::: Entries
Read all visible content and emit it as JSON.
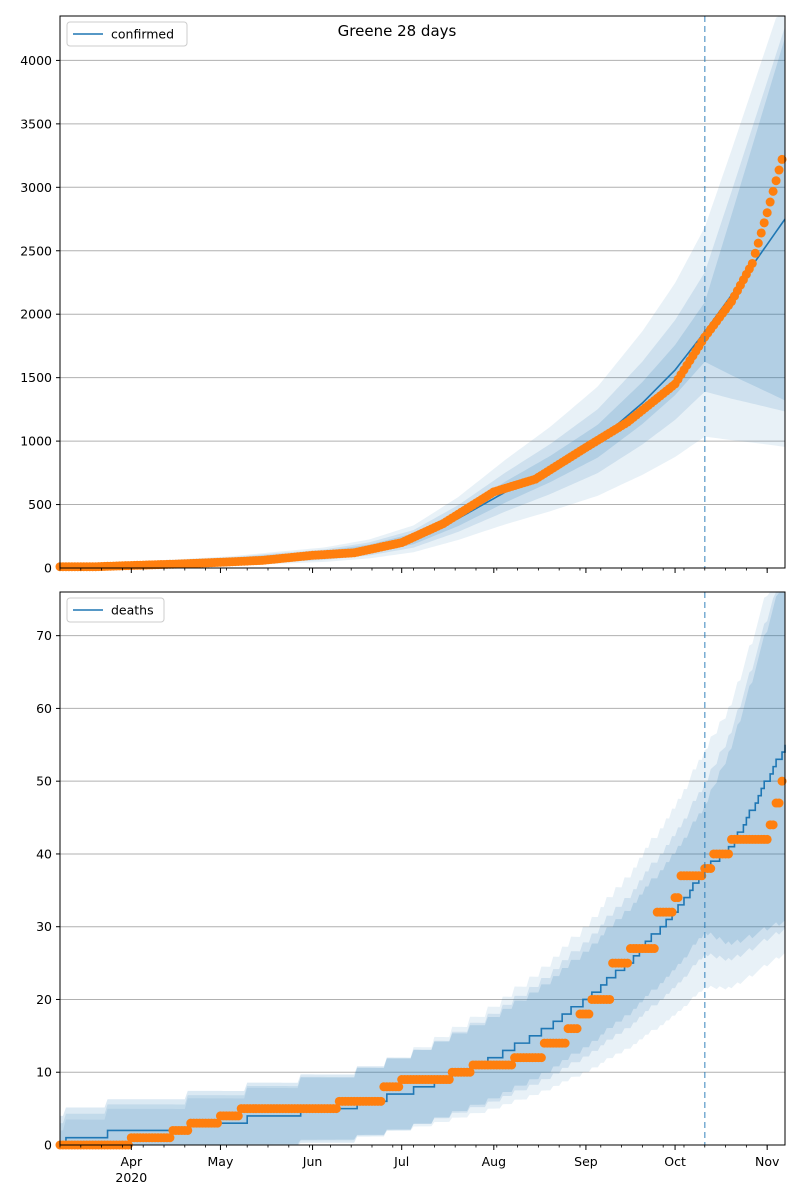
{
  "figure": {
    "title": "Greene 28 days",
    "x_tick_labels": [
      "Apr",
      "May",
      "Jun",
      "Jul",
      "Aug",
      "Sep",
      "Oct",
      "Nov"
    ],
    "x_year_label": "2020"
  },
  "colors": {
    "model": "#1f77b4",
    "observed": "#ff7f0e",
    "band": "#1f77b4",
    "vline": "#1f77b4",
    "grid": "#b0b0b0"
  },
  "chart_data": [
    {
      "type": "line",
      "legend": "confirmed",
      "legend_position": "top-left",
      "grid": "horizontal",
      "x_range": [
        "2020-03-08",
        "2020-11-07"
      ],
      "forecast_start": "2020-10-11",
      "ylim": [
        0,
        4350
      ],
      "yticks": [
        0,
        500,
        1000,
        1500,
        2000,
        2500,
        3000,
        3500,
        4000
      ],
      "model_points": [
        [
          "2020-03-08",
          10
        ],
        [
          "2020-03-21",
          12
        ],
        [
          "2020-04-05",
          25
        ],
        [
          "2020-04-20",
          40
        ],
        [
          "2020-05-05",
          55
        ],
        [
          "2020-05-20",
          80
        ],
        [
          "2020-06-05",
          105
        ],
        [
          "2020-06-20",
          150
        ],
        [
          "2020-07-05",
          230
        ],
        [
          "2020-07-20",
          390
        ],
        [
          "2020-08-05",
          600
        ],
        [
          "2020-08-20",
          780
        ],
        [
          "2020-09-05",
          1000
        ],
        [
          "2020-09-20",
          1300
        ],
        [
          "2020-10-01",
          1560
        ],
        [
          "2020-10-11",
          1860
        ],
        [
          "2020-10-20",
          2150
        ],
        [
          "2020-11-07",
          2750
        ]
      ],
      "band_half_widths": [
        [
          0.08,
          0.12
        ],
        [
          0.18,
          0.25
        ],
        [
          0.3,
          0.45
        ]
      ],
      "observed_points": [
        [
          "2020-03-08",
          10
        ],
        [
          "2020-03-20",
          10
        ],
        [
          "2020-04-01",
          20
        ],
        [
          "2020-04-15",
          30
        ],
        [
          "2020-05-01",
          45
        ],
        [
          "2020-05-15",
          60
        ],
        [
          "2020-06-01",
          100
        ],
        [
          "2020-06-15",
          120
        ],
        [
          "2020-07-01",
          200
        ],
        [
          "2020-07-15",
          350
        ],
        [
          "2020-08-01",
          600
        ],
        [
          "2020-08-15",
          700
        ],
        [
          "2020-09-01",
          950
        ],
        [
          "2020-09-15",
          1150
        ],
        [
          "2020-10-01",
          1450
        ],
        [
          "2020-10-11",
          1820
        ],
        [
          "2020-10-20",
          2100
        ],
        [
          "2020-10-27",
          2400
        ],
        [
          "2020-11-01",
          2800
        ],
        [
          "2020-11-06",
          3220
        ]
      ]
    },
    {
      "type": "line",
      "legend": "deaths",
      "legend_position": "top-left",
      "grid": "horizontal",
      "x_range": [
        "2020-03-08",
        "2020-11-07"
      ],
      "forecast_start": "2020-10-11",
      "ylim": [
        0,
        76
      ],
      "yticks": [
        0,
        10,
        20,
        30,
        40,
        50,
        60,
        70
      ],
      "model_points": [
        [
          "2020-03-08",
          0
        ],
        [
          "2020-03-12",
          1
        ],
        [
          "2020-04-05",
          2
        ],
        [
          "2020-05-05",
          3
        ],
        [
          "2020-05-15",
          4
        ],
        [
          "2020-06-10",
          5
        ],
        [
          "2020-07-01",
          7
        ],
        [
          "2020-07-15",
          9
        ],
        [
          "2020-08-01",
          12
        ],
        [
          "2020-08-15",
          15
        ],
        [
          "2020-09-01",
          20
        ],
        [
          "2020-09-15",
          25
        ],
        [
          "2020-10-01",
          32
        ],
        [
          "2020-10-11",
          38
        ],
        [
          "2020-10-20",
          41
        ],
        [
          "2020-11-07",
          55
        ]
      ],
      "band_half_widths": [
        [
          0.15,
          0.12
        ],
        [
          0.3,
          0.22
        ],
        [
          0.5,
          0.36
        ]
      ],
      "observed_points": [
        [
          "2020-03-08",
          0
        ],
        [
          "2020-04-01",
          1
        ],
        [
          "2020-04-15",
          2
        ],
        [
          "2020-04-21",
          3
        ],
        [
          "2020-05-01",
          4
        ],
        [
          "2020-05-08",
          5
        ],
        [
          "2020-06-10",
          6
        ],
        [
          "2020-06-25",
          8
        ],
        [
          "2020-07-01",
          9
        ],
        [
          "2020-07-18",
          10
        ],
        [
          "2020-07-25",
          11
        ],
        [
          "2020-08-08",
          12
        ],
        [
          "2020-08-18",
          14
        ],
        [
          "2020-08-26",
          16
        ],
        [
          "2020-08-30",
          18
        ],
        [
          "2020-09-03",
          20
        ],
        [
          "2020-09-10",
          25
        ],
        [
          "2020-09-16",
          27
        ],
        [
          "2020-09-25",
          32
        ],
        [
          "2020-10-01",
          34
        ],
        [
          "2020-10-03",
          37
        ],
        [
          "2020-10-11",
          38
        ],
        [
          "2020-10-14",
          40
        ],
        [
          "2020-10-20",
          42
        ],
        [
          "2020-11-01",
          42
        ],
        [
          "2020-11-02",
          44
        ],
        [
          "2020-11-04",
          47
        ],
        [
          "2020-11-06",
          50
        ]
      ]
    }
  ]
}
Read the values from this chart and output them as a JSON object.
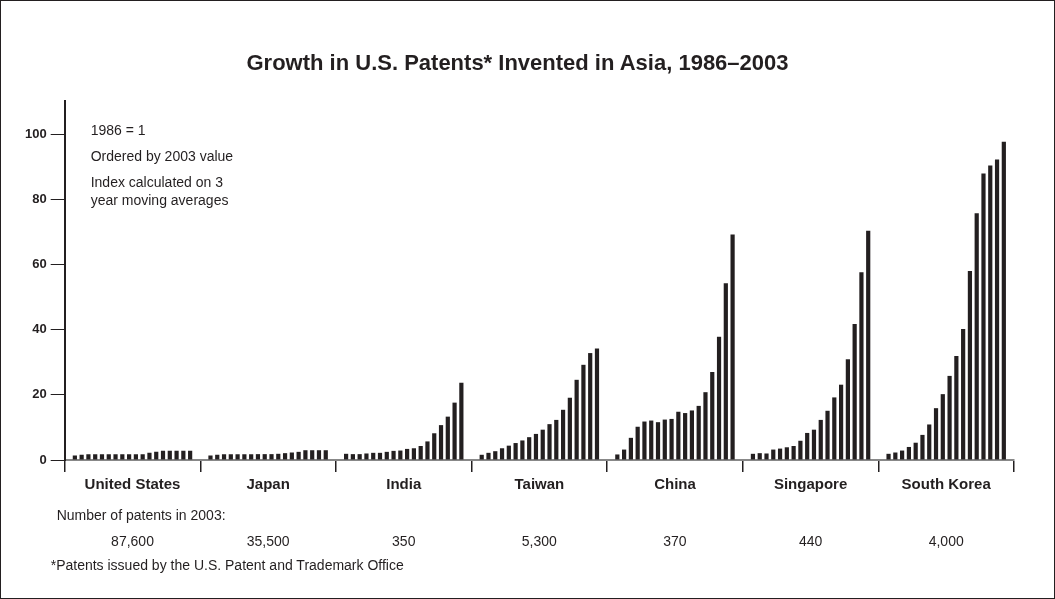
::::::
Stated task:
Copy every line above that holds the word "JSON".

Response to the exercise:
Read all visible content and emit it as JSON.
Read the values from this chart and output them as a JSON object.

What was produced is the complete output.